» **INSTRUCTIONS FOR THE TASK**: Could you arrange the material, from its first line through the line containing "certification-line: I hereby", as a Markdown table with the columns No. and Line, giving each line a row number and leaving out blank lines?

» **SUPPLIED RECORDS**:
===============
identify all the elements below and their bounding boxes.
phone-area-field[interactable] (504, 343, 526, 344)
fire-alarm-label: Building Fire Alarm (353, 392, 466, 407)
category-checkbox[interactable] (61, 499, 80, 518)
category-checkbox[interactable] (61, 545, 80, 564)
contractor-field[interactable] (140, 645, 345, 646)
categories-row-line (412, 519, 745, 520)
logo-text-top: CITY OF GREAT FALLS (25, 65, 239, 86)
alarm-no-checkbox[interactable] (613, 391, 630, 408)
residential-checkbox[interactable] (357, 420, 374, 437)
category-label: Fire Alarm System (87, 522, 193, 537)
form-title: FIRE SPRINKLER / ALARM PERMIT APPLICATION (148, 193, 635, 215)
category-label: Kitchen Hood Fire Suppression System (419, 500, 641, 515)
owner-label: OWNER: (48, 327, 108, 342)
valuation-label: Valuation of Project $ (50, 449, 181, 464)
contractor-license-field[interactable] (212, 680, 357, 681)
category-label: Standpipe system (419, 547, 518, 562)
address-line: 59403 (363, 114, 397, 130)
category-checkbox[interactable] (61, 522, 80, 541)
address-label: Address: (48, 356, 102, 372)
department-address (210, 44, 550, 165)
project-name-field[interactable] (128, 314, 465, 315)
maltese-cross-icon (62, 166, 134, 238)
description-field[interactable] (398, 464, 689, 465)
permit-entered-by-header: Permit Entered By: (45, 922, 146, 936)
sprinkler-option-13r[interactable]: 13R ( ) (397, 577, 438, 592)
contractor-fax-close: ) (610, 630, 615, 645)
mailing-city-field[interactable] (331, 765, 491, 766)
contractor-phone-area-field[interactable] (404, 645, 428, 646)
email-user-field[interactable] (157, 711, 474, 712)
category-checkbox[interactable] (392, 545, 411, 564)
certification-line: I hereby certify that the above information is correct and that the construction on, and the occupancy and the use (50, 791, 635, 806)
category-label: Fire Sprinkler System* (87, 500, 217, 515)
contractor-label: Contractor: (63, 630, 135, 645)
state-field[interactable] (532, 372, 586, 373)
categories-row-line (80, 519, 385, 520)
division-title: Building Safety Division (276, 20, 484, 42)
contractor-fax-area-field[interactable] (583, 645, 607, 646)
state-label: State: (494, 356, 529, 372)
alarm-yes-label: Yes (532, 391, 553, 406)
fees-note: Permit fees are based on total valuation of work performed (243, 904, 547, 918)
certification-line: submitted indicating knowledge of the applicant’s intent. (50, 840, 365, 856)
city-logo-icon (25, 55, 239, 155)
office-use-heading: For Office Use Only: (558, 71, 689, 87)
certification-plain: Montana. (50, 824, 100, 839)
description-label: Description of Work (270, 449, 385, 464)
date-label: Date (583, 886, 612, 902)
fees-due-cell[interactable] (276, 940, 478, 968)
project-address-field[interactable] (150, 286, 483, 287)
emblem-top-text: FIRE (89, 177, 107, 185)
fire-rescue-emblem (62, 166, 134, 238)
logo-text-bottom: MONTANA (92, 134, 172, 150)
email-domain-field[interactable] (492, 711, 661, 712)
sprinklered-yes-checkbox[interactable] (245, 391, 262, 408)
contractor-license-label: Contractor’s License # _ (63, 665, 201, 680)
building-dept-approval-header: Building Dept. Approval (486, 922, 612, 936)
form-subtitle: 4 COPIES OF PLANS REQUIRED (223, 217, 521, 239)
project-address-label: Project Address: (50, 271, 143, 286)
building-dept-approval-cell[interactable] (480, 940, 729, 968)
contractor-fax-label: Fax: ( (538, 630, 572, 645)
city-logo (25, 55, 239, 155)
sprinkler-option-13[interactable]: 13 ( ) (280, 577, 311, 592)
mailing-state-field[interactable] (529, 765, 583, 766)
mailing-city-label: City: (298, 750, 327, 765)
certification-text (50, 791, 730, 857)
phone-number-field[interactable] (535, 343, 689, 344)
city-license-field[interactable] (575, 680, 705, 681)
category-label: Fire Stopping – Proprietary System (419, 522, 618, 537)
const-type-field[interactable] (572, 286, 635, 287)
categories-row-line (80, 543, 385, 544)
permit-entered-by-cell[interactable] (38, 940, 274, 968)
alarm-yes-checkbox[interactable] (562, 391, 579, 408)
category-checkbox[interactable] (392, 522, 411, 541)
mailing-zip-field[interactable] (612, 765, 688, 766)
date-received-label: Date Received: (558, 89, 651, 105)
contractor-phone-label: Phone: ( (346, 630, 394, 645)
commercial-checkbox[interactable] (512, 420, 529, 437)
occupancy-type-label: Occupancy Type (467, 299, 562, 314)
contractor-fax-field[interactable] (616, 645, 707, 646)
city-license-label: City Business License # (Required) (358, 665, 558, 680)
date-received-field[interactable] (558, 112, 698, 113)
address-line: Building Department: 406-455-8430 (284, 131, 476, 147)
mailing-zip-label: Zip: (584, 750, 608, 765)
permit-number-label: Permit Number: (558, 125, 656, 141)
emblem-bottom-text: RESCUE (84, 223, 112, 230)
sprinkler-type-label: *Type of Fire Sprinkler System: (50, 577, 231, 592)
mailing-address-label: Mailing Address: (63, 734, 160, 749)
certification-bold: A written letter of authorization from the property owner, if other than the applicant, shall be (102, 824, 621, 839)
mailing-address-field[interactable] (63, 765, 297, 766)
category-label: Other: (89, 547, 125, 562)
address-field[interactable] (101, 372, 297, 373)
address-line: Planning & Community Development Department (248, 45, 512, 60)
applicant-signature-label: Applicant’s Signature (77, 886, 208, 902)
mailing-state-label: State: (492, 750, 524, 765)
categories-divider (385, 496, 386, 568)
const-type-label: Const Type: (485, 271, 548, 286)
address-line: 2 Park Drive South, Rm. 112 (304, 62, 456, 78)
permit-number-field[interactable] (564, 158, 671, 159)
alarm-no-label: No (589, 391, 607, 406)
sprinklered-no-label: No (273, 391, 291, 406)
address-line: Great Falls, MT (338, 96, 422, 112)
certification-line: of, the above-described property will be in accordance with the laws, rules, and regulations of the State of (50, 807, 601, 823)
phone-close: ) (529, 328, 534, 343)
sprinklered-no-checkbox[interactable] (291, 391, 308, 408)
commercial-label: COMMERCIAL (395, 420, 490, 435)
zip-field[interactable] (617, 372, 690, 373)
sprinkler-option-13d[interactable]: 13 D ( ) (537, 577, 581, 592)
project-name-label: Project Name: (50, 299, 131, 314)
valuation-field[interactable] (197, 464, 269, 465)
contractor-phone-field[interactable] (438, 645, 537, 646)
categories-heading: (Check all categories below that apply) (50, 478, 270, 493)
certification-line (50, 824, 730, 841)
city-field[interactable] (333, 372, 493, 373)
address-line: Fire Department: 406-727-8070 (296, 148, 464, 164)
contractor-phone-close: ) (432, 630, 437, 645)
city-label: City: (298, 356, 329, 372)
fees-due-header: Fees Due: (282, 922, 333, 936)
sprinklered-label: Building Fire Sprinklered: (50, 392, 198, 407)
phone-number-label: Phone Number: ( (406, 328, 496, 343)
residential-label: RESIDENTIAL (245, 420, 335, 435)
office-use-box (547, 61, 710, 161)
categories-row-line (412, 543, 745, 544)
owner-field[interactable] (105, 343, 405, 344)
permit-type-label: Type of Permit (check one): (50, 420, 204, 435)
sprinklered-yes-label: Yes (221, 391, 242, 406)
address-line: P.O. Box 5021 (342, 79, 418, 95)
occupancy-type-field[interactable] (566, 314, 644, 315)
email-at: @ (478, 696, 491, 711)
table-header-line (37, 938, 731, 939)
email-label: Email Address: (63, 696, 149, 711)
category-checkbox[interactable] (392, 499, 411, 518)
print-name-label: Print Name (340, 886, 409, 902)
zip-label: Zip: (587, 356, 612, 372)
===============
» **CORRECT RESPONSE**:
| No. | Line |
|---|---|
| 1 | identify all the elements below and their bounding boxes. |
| 2 | phone-area-field[interactable] (504, 343, 526, 344) |
| 3 | fire-alarm-label: Building Fire Alarm (353, 392, 466, 407) |
| 4 | category-checkbox[interactable] (61, 499, 80, 518) |
| 5 | category-checkbox[interactable] (61, 545, 80, 564) |
| 6 | contractor-field[interactable] (140, 645, 345, 646) |
| 7 | categories-row-line (412, 519, 745, 520) |
| 8 | logo-text-top: CITY OF GREAT FALLS (25, 65, 239, 86) |
| 9 | alarm-no-checkbox[interactable] (613, 391, 630, 408) |
| 10 | residential-checkbox[interactable] (357, 420, 374, 437) |
| 11 | category-label: Fire Alarm System (87, 522, 193, 537) |
| 12 | form-title: FIRE SPRINKLER / ALARM PERMIT APPLICATION (148, 193, 635, 215) |
| 13 | category-label: Kitchen Hood Fire Suppression System (419, 500, 641, 515) |
| 14 | owner-label: OWNER: (48, 327, 108, 342) |
| 15 | valuation-label: Valuation of Project $ (50, 449, 181, 464) |
| 16 | contractor-license-field[interactable] (212, 680, 357, 681) |
| 17 | category-label: Standpipe system (419, 547, 518, 562) |
| 18 | address-line: 59403 (363, 114, 397, 130) |
| 19 | category-checkbox[interactable] (61, 522, 80, 541) |
| 20 | address-label: Address: (48, 356, 102, 372) |
| 21 | department-address (210, 44, 550, 165) |
| 22 | project-name-field[interactable] (128, 314, 465, 315) |
| 23 | maltese-cross-icon (62, 166, 134, 238) |
| 24 | description-field[interactable] (398, 464, 689, 465) |
| 25 | permit-entered-by-header: Permit Entered By: (45, 922, 146, 936) |
| 26 | sprinkler-option-13r[interactable]: 13R ( ) (397, 577, 438, 592) |
| 27 | contractor-fax-close: ) (610, 630, 615, 645) |
| 28 | mailing-city-field[interactable] (331, 765, 491, 766) |
| 29 | contractor-phone-area-field[interactable] (404, 645, 428, 646) |
| 30 | email-user-field[interactable] (157, 711, 474, 712) |
| 31 | category-checkbox[interactable] (392, 545, 411, 564) |
| 32 | certification-line: I hereby certify that the above information is correct and that the construction on, and the occupancy and the use (50, 791, 635, 806) |